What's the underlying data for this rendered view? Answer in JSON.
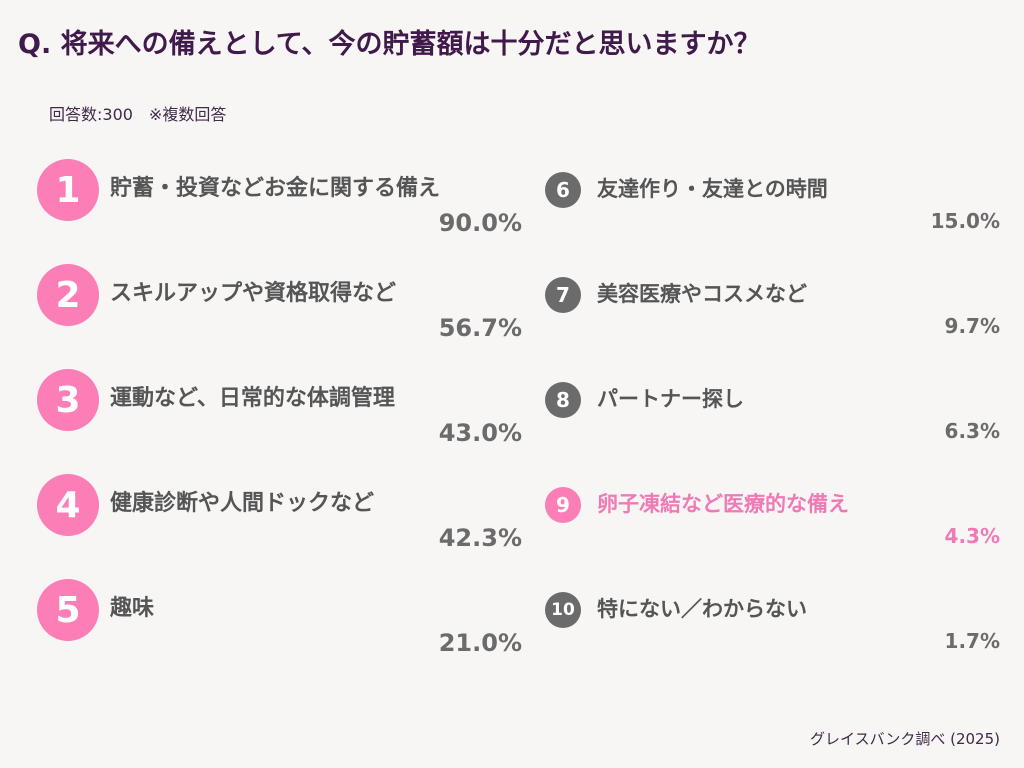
{
  "title": "Q. 将来への備えとして、今の貯蓄額は十分だと思いますか？",
  "subtitle": "回答数:300　※複数回答",
  "footer": "グレイスバンク調べ (2025)",
  "colors": {
    "pink": "#fb7fb6",
    "gray_badge": "#6b6b6b",
    "label": "#555555",
    "pct": "#6b6b6b",
    "title": "#3f1a4a",
    "highlight": "#f07ab5"
  },
  "chart_data": {
    "type": "table",
    "title": "Q. 将来への備えとして、今の貯蓄額は十分だと思いますか？",
    "rows": [
      {
        "rank": "1",
        "label": "貯蓄・投資などお金に関する備え",
        "value": 90.0,
        "display": "90.0%"
      },
      {
        "rank": "2",
        "label": "スキルアップや資格取得など",
        "value": 56.7,
        "display": "56.7%"
      },
      {
        "rank": "3",
        "label": "運動など、日常的な体調管理",
        "value": 43.0,
        "display": "43.0%"
      },
      {
        "rank": "4",
        "label": "健康診断や人間ドックなど",
        "value": 42.3,
        "display": "42.3%"
      },
      {
        "rank": "5",
        "label": "趣味",
        "value": 21.0,
        "display": "21.0%"
      },
      {
        "rank": "6",
        "label": "友達作り・友達との時間",
        "value": 15.0,
        "display": "15.0%"
      },
      {
        "rank": "7",
        "label": "美容医療やコスメなど",
        "value": 9.7,
        "display": "9.7%"
      },
      {
        "rank": "8",
        "label": "パートナー探し",
        "value": 6.3,
        "display": "6.3%"
      },
      {
        "rank": "9",
        "label": "卵子凍結など医療的な備え",
        "value": 4.3,
        "display": "4.3%",
        "highlighted": true
      },
      {
        "rank": "10",
        "label": "特にない／わからない",
        "value": 1.7,
        "display": "1.7%"
      }
    ]
  }
}
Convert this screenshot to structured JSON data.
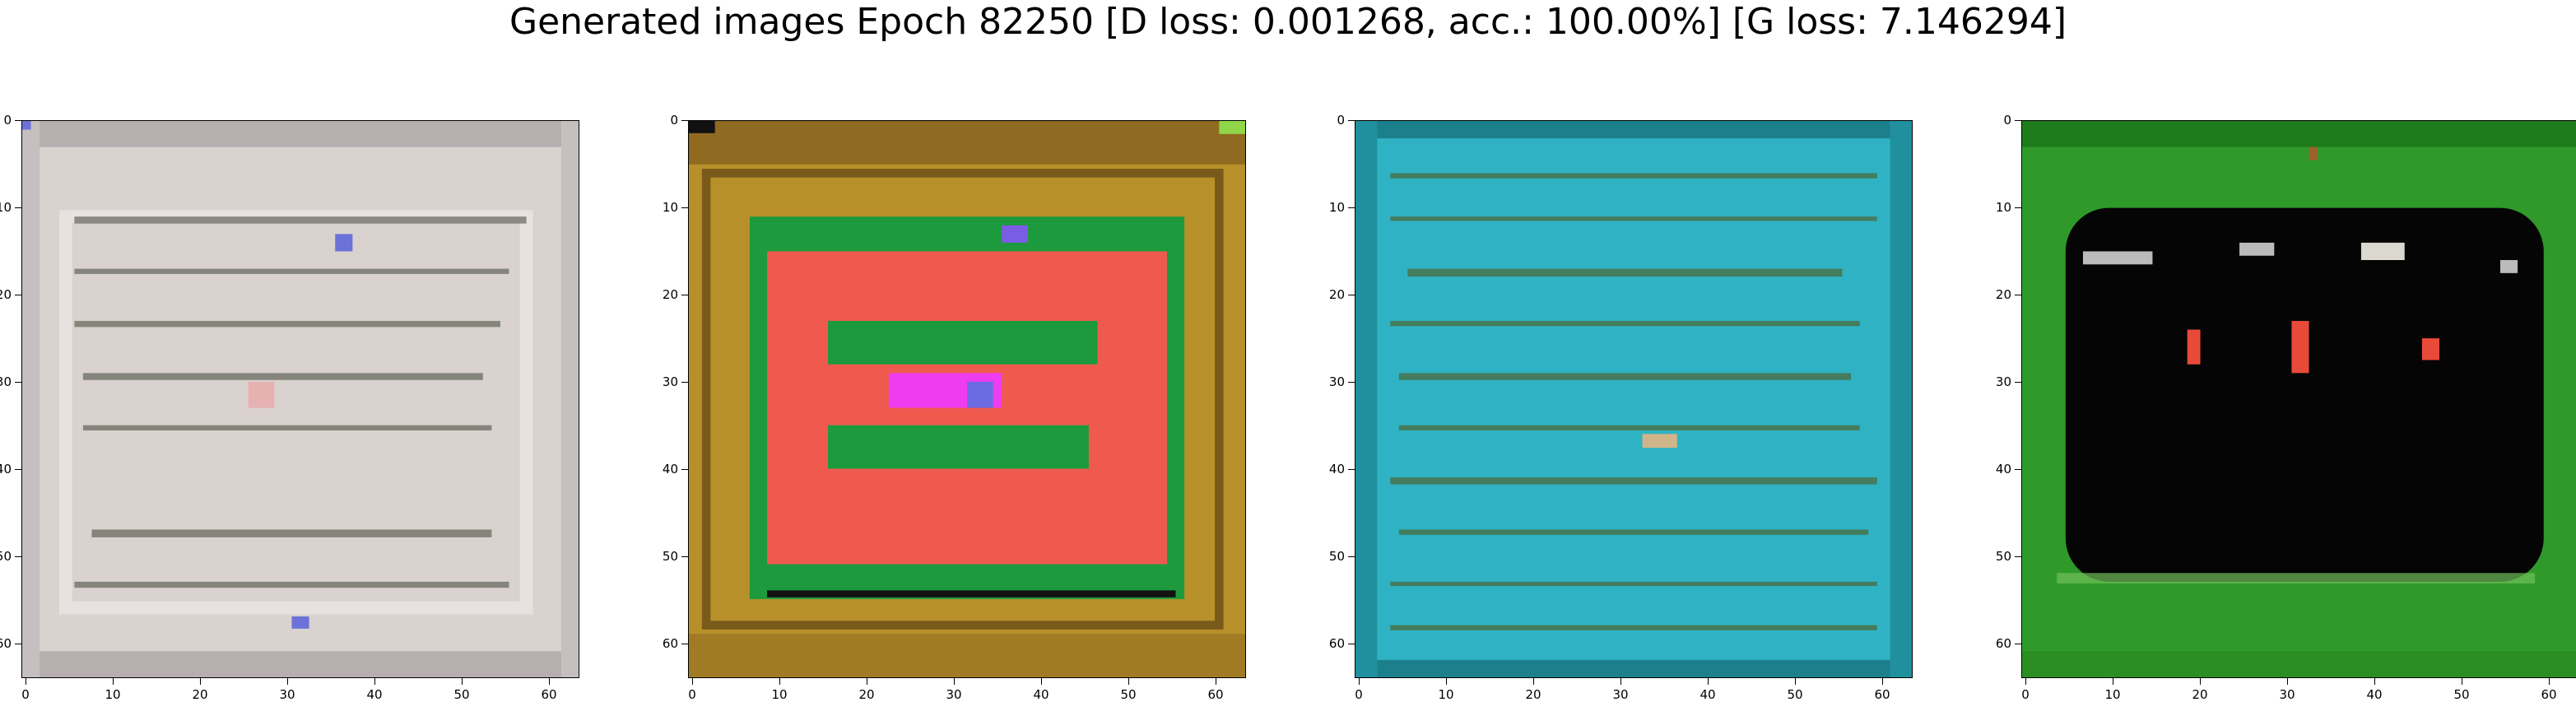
{
  "figure": {
    "title": "Generated images Epoch 82250 [D loss: 0.001268, acc.: 100.00%] [G loss: 7.146294]"
  },
  "axis": {
    "ticks": [
      "0",
      "10",
      "20",
      "30",
      "40",
      "50",
      "60"
    ]
  },
  "panels": [
    {
      "name": "generated-image-1",
      "colors": {
        "bg": "#d9d2cf",
        "frame": "#b7aeb0",
        "line": "#4e5245",
        "accent": "#6c72d8"
      }
    },
    {
      "name": "generated-image-2",
      "colors": {
        "bg": "#b8902a",
        "frame": "#8f6a20",
        "inner": "#f05a4e",
        "green": "#1c9a3d",
        "accent": "#ee3cf0"
      }
    },
    {
      "name": "generated-image-3",
      "colors": {
        "bg": "#2fb3c4",
        "frame": "#1c7f8c",
        "line": "#4c6a3d",
        "accent": "#d0b48a"
      }
    },
    {
      "name": "generated-image-4",
      "colors": {
        "bg": "#2f9a2a",
        "frame": "#1f7c1d",
        "inner": "#050505",
        "accent": "#e84a3a"
      }
    }
  ]
}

▸ Directive
Do not copy pictures. Restate exactly the lines from the one containing "Convert this screenshot" through the last line of the records.

▸ Finished answer
Convert this screenshot to structured JSON data.
{
  "figure": {
    "title": "Generated images Epoch 82250 [D loss: 0.001268, acc.: 100.00%] [G loss: 7.146294]"
  },
  "axis": {
    "ticks": [
      "0",
      "10",
      "20",
      "30",
      "40",
      "50",
      "60"
    ]
  },
  "panels": [
    {
      "name": "generated-image-1",
      "colors": {
        "bg": "#d9d2cf",
        "frame": "#b7aeb0",
        "line": "#4e5245",
        "accent": "#6c72d8"
      }
    },
    {
      "name": "generated-image-2",
      "colors": {
        "bg": "#b8902a",
        "frame": "#8f6a20",
        "inner": "#f05a4e",
        "green": "#1c9a3d",
        "accent": "#ee3cf0"
      }
    },
    {
      "name": "generated-image-3",
      "colors": {
        "bg": "#2fb3c4",
        "frame": "#1c7f8c",
        "line": "#4c6a3d",
        "accent": "#d0b48a"
      }
    },
    {
      "name": "generated-image-4",
      "colors": {
        "bg": "#2f9a2a",
        "frame": "#1f7c1d",
        "inner": "#050505",
        "accent": "#e84a3a"
      }
    }
  ]
}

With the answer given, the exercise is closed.